- **Required task**
Comb the records below for the string "花好月圆" and copy each line where it turns up.

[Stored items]
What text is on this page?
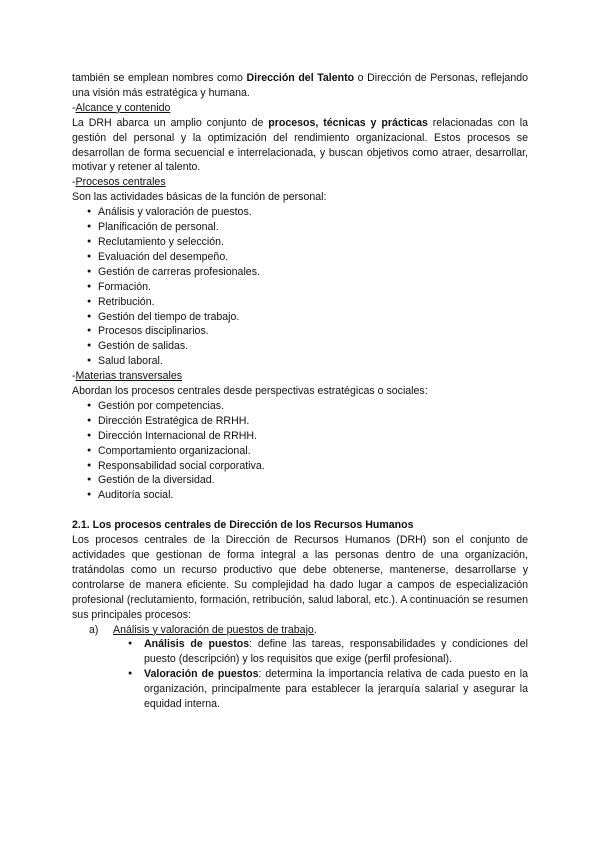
también se emplean nombres como Dirección del Talento o Dirección de Personas, reflejando una visión más estratégica y humana.

-Alcance y contenido

La DRH abarca un amplio conjunto de procesos, técnicas y prácticas relacionadas con la gestión del personal y la optimización del rendimiento organizacional. Estos procesos se desarrollan de forma secuencial e interrelacionada, y buscan objetivos como atraer, desarrollar, motivar y retener al talento.

-Procesos centrales

Son las actividades básicas de la función de personal:

● Análisis y valoración de puestos.
● Planificación de personal.
● Reclutamiento y selección.
● Evaluación del desempeño.
● Gestión de carreras profesionales.
● Formación.
● Retribución.
● Gestión del tiempo de trabajo.
● Procesos disciplinarios.
● Gestión de salidas.
● Salud laboral.

-Materias transversales

Abordan los procesos centrales desde perspectivas estratégicas o sociales:

● Gestión por competencias.
● Dirección Estratégica de RRHH.
● Dirección Internacional de RRHH.
● Comportamiento organizacional.
● Responsabilidad social corporativa.
● Gestión de la diversidad.
● Auditoría social.

2.1. Los procesos centrales de Dirección de los Recursos Humanos

Los procesos centrales de la Dirección de Recursos Humanos (DRH) son el conjunto de actividades que gestionan de forma integral a las personas dentro de una organización, tratándolas como un recurso productivo que debe obtenerse, mantenerse, desarrollarse y controlarse de manera eficiente. Su complejidad ha dado lugar a campos de especialización profesional (reclutamiento, formación, retribución, salud laboral, etc.). A continuación se resumen sus principales procesos:

a) Análisis y valoración de puestos de trabajo.
● Análisis de puestos: define las tareas, responsabilidades y condiciones del puesto (descripción) y los requisitos que exige (perfil profesional).
● Valoración de puestos: determina la importancia relativa de cada puesto en la organización, principalmente para establecer la jerarquía salarial y asegurar la equidad interna.
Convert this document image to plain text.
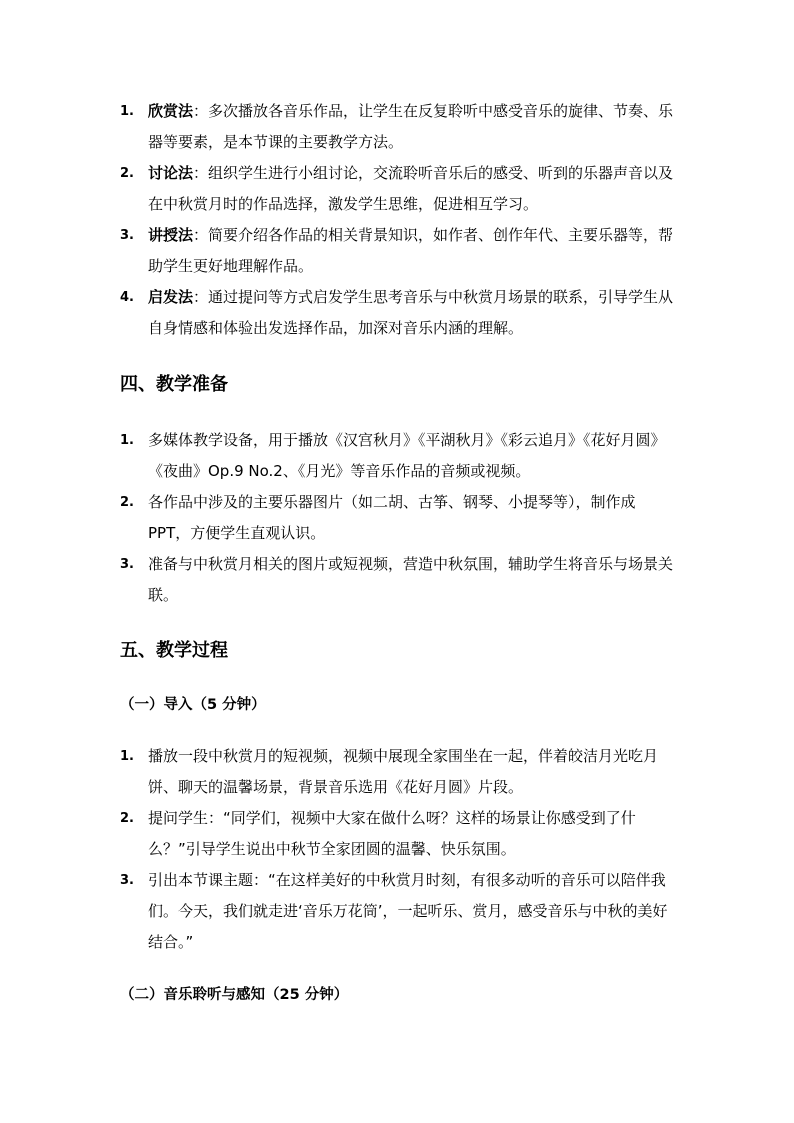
1. 欣赏法：多次播放各音乐作品，让学生在反复聆听中感受音乐的旋律、节奏、乐器等要素，是本节课的主要教学方法。
2. 讨论法：组织学生进行小组讨论，交流聆听音乐后的感受、听到的乐器声音以及在中秋赏月时的作品选择，激发学生思维，促进相互学习。
3. 讲授法：简要介绍各作品的相关背景知识，如作者、创作年代、主要乐器等，帮助学生更好地理解作品。
4. 启发法：通过提问等方式启发学生思考音乐与中秋赏月场景的联系，引导学生从自身情感和体验出发选择作品，加深对音乐内涵的理解。
四、教学准备
1. 多媒体教学设备，用于播放《汉宫秋月》《平湖秋月》《彩云追月》《花好月圆》《夜曲》Op.9 No.2、《月光》等音乐作品的音频或视频。
2. 各作品中涉及的主要乐器图片（如二胡、古筝、钢琴、小提琴等），制作成PPT，方便学生直观认识。
3. 准备与中秋赏月相关的图片或短视频，营造中秋氛围，辅助学生将音乐与场景关联。
五、教学过程
（一）导入（5 分钟）
1. 播放一段中秋赏月的短视频，视频中展现全家围坐在一起，伴着皎洁月光吃月饼、聊天的温馨场景，背景音乐选用《花好月圆》片段。
2. 提问学生：“同学们，视频中大家在做什么呀？这样的场景让你感受到了什么？”引导学生说出中秋节全家团圆的温馨、快乐氛围。
3. 引出本节课主题：“在这样美好的中秋赏月时刻，有很多动听的音乐可以陪伴我们。今天，我们就走进‘音乐万花筒’，一起听乐、赏月，感受音乐与中秋的美好结合。”
（二）音乐聆听与感知（25 分钟）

- **Answer to this exercise**
1. 多媒体教学设备，用于播放《汉宫秋月》《平湖秋月》《彩云追月》《花好月圆》《夜曲》Op.9 No.2、《月光》等音乐作品的音频或视频。
1. 播放一段中秋赏月的短视频，视频中展现全家围坐在一起，伴着皎洁月光吃月饼、聊天的温馨场景，背景音乐选用《花好月圆》片段。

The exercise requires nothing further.